**YOUR TASK**
Repeat each record below exactly, dropping the pictures.

____

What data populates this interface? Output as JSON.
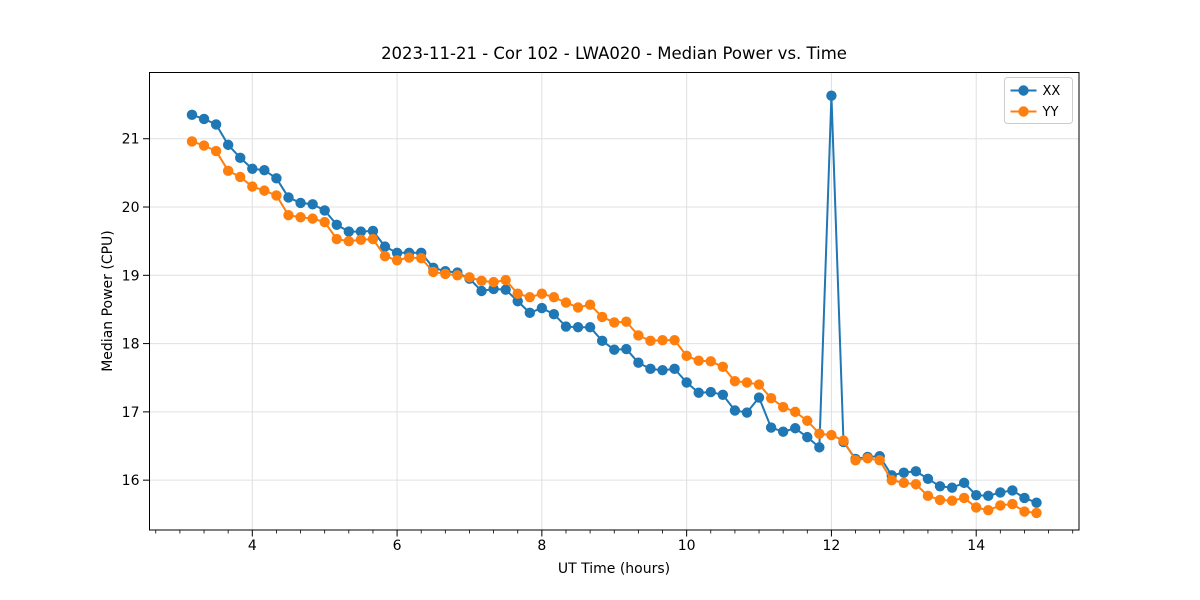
{
  "figure": {
    "background": "#ffffff",
    "spine_color": "#000000",
    "tick_color": "#000000"
  },
  "chart_data": {
    "type": "line",
    "title": "2023-11-21 - Cor 102 - LWA020 - Median Power vs. Time",
    "xlabel": "UT Time (hours)",
    "ylabel": "Median Power (CPU)",
    "xlim": [
      2.58,
      15.42
    ],
    "ylim": [
      15.27,
      21.97
    ],
    "xticks": [
      4,
      6,
      8,
      10,
      12,
      14
    ],
    "yticks": [
      16,
      17,
      18,
      19,
      20,
      21
    ],
    "x_minor_tick_step": 0.33333,
    "grid": true,
    "grid_color": "#e0e0e0",
    "legend": {
      "position": "upper right",
      "entries": [
        "XX",
        "YY"
      ]
    },
    "x": [
      3.1667,
      3.3333,
      3.5,
      3.6667,
      3.8333,
      4.0,
      4.1667,
      4.3333,
      4.5,
      4.6667,
      4.8333,
      5.0,
      5.1667,
      5.3333,
      5.5,
      5.6667,
      5.8333,
      6.0,
      6.1667,
      6.3333,
      6.5,
      6.6667,
      6.8333,
      7.0,
      7.1667,
      7.3333,
      7.5,
      7.6667,
      7.8333,
      8.0,
      8.1667,
      8.3333,
      8.5,
      8.6667,
      8.8333,
      9.0,
      9.1667,
      9.3333,
      9.5,
      9.6667,
      9.8333,
      10.0,
      10.1667,
      10.3333,
      10.5,
      10.6667,
      10.8333,
      11.0,
      11.1667,
      11.3333,
      11.5,
      11.6667,
      11.8333,
      12.0,
      12.1667,
      12.3333,
      12.5,
      12.6667,
      12.8333,
      13.0,
      13.1667,
      13.3333,
      13.5,
      13.6667,
      13.8333,
      14.0,
      14.1667,
      14.3333,
      14.5,
      14.6667,
      14.8333
    ],
    "series": [
      {
        "name": "XX",
        "color": "#1f77b4",
        "values": [
          21.35,
          21.29,
          21.21,
          20.91,
          20.72,
          20.56,
          20.54,
          20.42,
          20.14,
          20.06,
          20.04,
          19.95,
          19.74,
          19.64,
          19.64,
          19.65,
          19.42,
          19.33,
          19.33,
          19.33,
          19.11,
          19.06,
          19.04,
          18.95,
          18.77,
          18.8,
          18.79,
          18.62,
          18.45,
          18.52,
          18.43,
          18.25,
          18.24,
          18.24,
          18.04,
          17.91,
          17.92,
          17.72,
          17.63,
          17.61,
          17.63,
          17.43,
          17.28,
          17.29,
          17.25,
          17.02,
          16.99,
          17.21,
          16.77,
          16.71,
          16.76,
          16.63,
          16.48,
          21.63,
          16.56,
          16.31,
          16.34,
          16.35,
          16.07,
          16.11,
          16.13,
          16.02,
          15.91,
          15.89,
          15.96,
          15.78,
          15.77,
          15.82,
          15.85,
          15.74,
          15.67
        ]
      },
      {
        "name": "YY",
        "color": "#ff7f0e",
        "values": [
          20.96,
          20.9,
          20.82,
          20.53,
          20.44,
          20.3,
          20.24,
          20.17,
          19.88,
          19.85,
          19.83,
          19.78,
          19.53,
          19.5,
          19.52,
          19.53,
          19.28,
          19.22,
          19.26,
          19.25,
          19.05,
          19.02,
          19.0,
          18.97,
          18.92,
          18.9,
          18.93,
          18.73,
          18.68,
          18.73,
          18.68,
          18.6,
          18.53,
          18.57,
          18.39,
          18.31,
          18.32,
          18.12,
          18.04,
          18.05,
          18.05,
          17.82,
          17.75,
          17.74,
          17.66,
          17.45,
          17.43,
          17.4,
          17.2,
          17.07,
          17.0,
          16.87,
          16.68,
          16.66,
          16.58,
          16.29,
          16.32,
          16.29,
          16.0,
          15.96,
          15.94,
          15.77,
          15.71,
          15.7,
          15.74,
          15.6,
          15.56,
          15.63,
          15.65,
          15.54,
          15.52
        ]
      }
    ]
  }
}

____

**THE SOLUTION**
What data populates this interface? Output as JSON.
{
  "figure": {
    "background": "#ffffff",
    "spine_color": "#000000",
    "tick_color": "#000000"
  },
  "chart_data": {
    "type": "line",
    "title": "2023-11-21 - Cor 102 - LWA020 - Median Power vs. Time",
    "xlabel": "UT Time (hours)",
    "ylabel": "Median Power (CPU)",
    "xlim": [
      2.58,
      15.42
    ],
    "ylim": [
      15.27,
      21.97
    ],
    "xticks": [
      4,
      6,
      8,
      10,
      12,
      14
    ],
    "yticks": [
      16,
      17,
      18,
      19,
      20,
      21
    ],
    "x_minor_tick_step": 0.33333,
    "grid": true,
    "grid_color": "#e0e0e0",
    "legend": {
      "position": "upper right",
      "entries": [
        "XX",
        "YY"
      ]
    },
    "x": [
      3.1667,
      3.3333,
      3.5,
      3.6667,
      3.8333,
      4.0,
      4.1667,
      4.3333,
      4.5,
      4.6667,
      4.8333,
      5.0,
      5.1667,
      5.3333,
      5.5,
      5.6667,
      5.8333,
      6.0,
      6.1667,
      6.3333,
      6.5,
      6.6667,
      6.8333,
      7.0,
      7.1667,
      7.3333,
      7.5,
      7.6667,
      7.8333,
      8.0,
      8.1667,
      8.3333,
      8.5,
      8.6667,
      8.8333,
      9.0,
      9.1667,
      9.3333,
      9.5,
      9.6667,
      9.8333,
      10.0,
      10.1667,
      10.3333,
      10.5,
      10.6667,
      10.8333,
      11.0,
      11.1667,
      11.3333,
      11.5,
      11.6667,
      11.8333,
      12.0,
      12.1667,
      12.3333,
      12.5,
      12.6667,
      12.8333,
      13.0,
      13.1667,
      13.3333,
      13.5,
      13.6667,
      13.8333,
      14.0,
      14.1667,
      14.3333,
      14.5,
      14.6667,
      14.8333
    ],
    "series": [
      {
        "name": "XX",
        "color": "#1f77b4",
        "values": [
          21.35,
          21.29,
          21.21,
          20.91,
          20.72,
          20.56,
          20.54,
          20.42,
          20.14,
          20.06,
          20.04,
          19.95,
          19.74,
          19.64,
          19.64,
          19.65,
          19.42,
          19.33,
          19.33,
          19.33,
          19.11,
          19.06,
          19.04,
          18.95,
          18.77,
          18.8,
          18.79,
          18.62,
          18.45,
          18.52,
          18.43,
          18.25,
          18.24,
          18.24,
          18.04,
          17.91,
          17.92,
          17.72,
          17.63,
          17.61,
          17.63,
          17.43,
          17.28,
          17.29,
          17.25,
          17.02,
          16.99,
          17.21,
          16.77,
          16.71,
          16.76,
          16.63,
          16.48,
          21.63,
          16.56,
          16.31,
          16.34,
          16.35,
          16.07,
          16.11,
          16.13,
          16.02,
          15.91,
          15.89,
          15.96,
          15.78,
          15.77,
          15.82,
          15.85,
          15.74,
          15.67
        ]
      },
      {
        "name": "YY",
        "color": "#ff7f0e",
        "values": [
          20.96,
          20.9,
          20.82,
          20.53,
          20.44,
          20.3,
          20.24,
          20.17,
          19.88,
          19.85,
          19.83,
          19.78,
          19.53,
          19.5,
          19.52,
          19.53,
          19.28,
          19.22,
          19.26,
          19.25,
          19.05,
          19.02,
          19.0,
          18.97,
          18.92,
          18.9,
          18.93,
          18.73,
          18.68,
          18.73,
          18.68,
          18.6,
          18.53,
          18.57,
          18.39,
          18.31,
          18.32,
          18.12,
          18.04,
          18.05,
          18.05,
          17.82,
          17.75,
          17.74,
          17.66,
          17.45,
          17.43,
          17.4,
          17.2,
          17.07,
          17.0,
          16.87,
          16.68,
          16.66,
          16.58,
          16.29,
          16.32,
          16.29,
          16.0,
          15.96,
          15.94,
          15.77,
          15.71,
          15.7,
          15.74,
          15.6,
          15.56,
          15.63,
          15.65,
          15.54,
          15.52
        ]
      }
    ]
  }
}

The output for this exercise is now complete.